** BEGIN **

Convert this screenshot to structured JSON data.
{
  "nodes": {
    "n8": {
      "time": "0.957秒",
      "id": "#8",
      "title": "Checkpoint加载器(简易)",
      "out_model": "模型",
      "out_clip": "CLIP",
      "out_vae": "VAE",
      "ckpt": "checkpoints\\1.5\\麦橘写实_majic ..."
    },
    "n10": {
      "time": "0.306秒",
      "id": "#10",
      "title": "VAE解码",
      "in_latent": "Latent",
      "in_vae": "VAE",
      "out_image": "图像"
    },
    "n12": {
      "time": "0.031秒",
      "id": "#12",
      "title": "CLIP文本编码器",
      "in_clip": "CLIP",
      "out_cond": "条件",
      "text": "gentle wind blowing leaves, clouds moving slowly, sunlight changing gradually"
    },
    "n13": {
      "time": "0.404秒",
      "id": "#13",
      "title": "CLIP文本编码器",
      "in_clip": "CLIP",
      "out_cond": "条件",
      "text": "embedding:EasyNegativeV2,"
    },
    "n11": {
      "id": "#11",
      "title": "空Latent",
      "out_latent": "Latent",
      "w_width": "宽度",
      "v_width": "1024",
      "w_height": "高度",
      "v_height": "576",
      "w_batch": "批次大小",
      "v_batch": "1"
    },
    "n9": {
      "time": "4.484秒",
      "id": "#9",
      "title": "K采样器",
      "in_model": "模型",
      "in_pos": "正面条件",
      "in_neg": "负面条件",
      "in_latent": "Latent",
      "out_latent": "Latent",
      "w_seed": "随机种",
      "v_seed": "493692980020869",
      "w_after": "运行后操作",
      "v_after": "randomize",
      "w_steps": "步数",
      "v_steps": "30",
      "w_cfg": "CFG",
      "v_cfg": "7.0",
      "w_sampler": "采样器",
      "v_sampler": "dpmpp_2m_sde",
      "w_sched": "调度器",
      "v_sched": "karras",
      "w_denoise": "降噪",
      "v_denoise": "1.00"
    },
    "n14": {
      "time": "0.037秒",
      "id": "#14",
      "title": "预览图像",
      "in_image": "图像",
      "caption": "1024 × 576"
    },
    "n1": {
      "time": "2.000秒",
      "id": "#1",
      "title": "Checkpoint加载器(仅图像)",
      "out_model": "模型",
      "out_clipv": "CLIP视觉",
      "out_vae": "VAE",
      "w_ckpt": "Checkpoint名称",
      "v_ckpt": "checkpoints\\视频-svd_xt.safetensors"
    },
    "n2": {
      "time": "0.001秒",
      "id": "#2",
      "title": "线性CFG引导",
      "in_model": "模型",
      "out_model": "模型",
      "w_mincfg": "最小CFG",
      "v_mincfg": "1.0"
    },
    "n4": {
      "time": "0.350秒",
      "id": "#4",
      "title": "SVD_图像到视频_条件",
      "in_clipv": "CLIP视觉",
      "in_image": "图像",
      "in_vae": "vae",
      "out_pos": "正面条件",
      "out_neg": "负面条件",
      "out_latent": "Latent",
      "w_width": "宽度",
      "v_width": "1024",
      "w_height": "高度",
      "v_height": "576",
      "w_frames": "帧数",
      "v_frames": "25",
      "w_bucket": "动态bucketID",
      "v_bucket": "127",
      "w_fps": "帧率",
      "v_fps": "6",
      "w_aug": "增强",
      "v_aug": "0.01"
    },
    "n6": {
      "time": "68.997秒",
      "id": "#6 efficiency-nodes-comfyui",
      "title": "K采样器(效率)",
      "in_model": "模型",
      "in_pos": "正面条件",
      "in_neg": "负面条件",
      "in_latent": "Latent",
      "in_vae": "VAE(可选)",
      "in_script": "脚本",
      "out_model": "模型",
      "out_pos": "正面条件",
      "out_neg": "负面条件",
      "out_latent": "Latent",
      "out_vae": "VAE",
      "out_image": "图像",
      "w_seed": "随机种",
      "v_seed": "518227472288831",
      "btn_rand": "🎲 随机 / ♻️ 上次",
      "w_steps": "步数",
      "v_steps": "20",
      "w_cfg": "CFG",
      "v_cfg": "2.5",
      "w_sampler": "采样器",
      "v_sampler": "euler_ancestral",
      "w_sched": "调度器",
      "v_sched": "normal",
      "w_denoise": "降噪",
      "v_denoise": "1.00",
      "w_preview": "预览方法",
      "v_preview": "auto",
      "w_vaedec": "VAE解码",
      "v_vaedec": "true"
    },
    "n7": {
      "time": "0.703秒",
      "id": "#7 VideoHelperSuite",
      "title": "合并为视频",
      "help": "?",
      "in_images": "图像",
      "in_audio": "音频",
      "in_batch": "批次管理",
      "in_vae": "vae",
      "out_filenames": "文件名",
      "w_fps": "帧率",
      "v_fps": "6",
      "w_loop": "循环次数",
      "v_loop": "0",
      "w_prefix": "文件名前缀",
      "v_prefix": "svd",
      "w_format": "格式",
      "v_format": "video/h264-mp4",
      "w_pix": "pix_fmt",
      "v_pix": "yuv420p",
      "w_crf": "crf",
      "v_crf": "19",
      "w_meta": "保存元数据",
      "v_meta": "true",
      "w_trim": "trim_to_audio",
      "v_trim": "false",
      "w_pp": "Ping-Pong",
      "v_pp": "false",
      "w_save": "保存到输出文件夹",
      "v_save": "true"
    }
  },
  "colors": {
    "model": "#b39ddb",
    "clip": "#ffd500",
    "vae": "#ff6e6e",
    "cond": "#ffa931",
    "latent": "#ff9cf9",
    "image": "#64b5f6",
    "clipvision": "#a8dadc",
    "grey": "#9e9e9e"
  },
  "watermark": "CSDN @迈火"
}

** END **

▸ **The task**
Wherever "checkpoints" shows up in a line, copy that line.

▸ **Written response**
      "ckpt": "checkpoints\\1.5\\麦橘写实_majic ..."
      "v_ckpt": "checkpoints\\视频-svd_xt.safetensors"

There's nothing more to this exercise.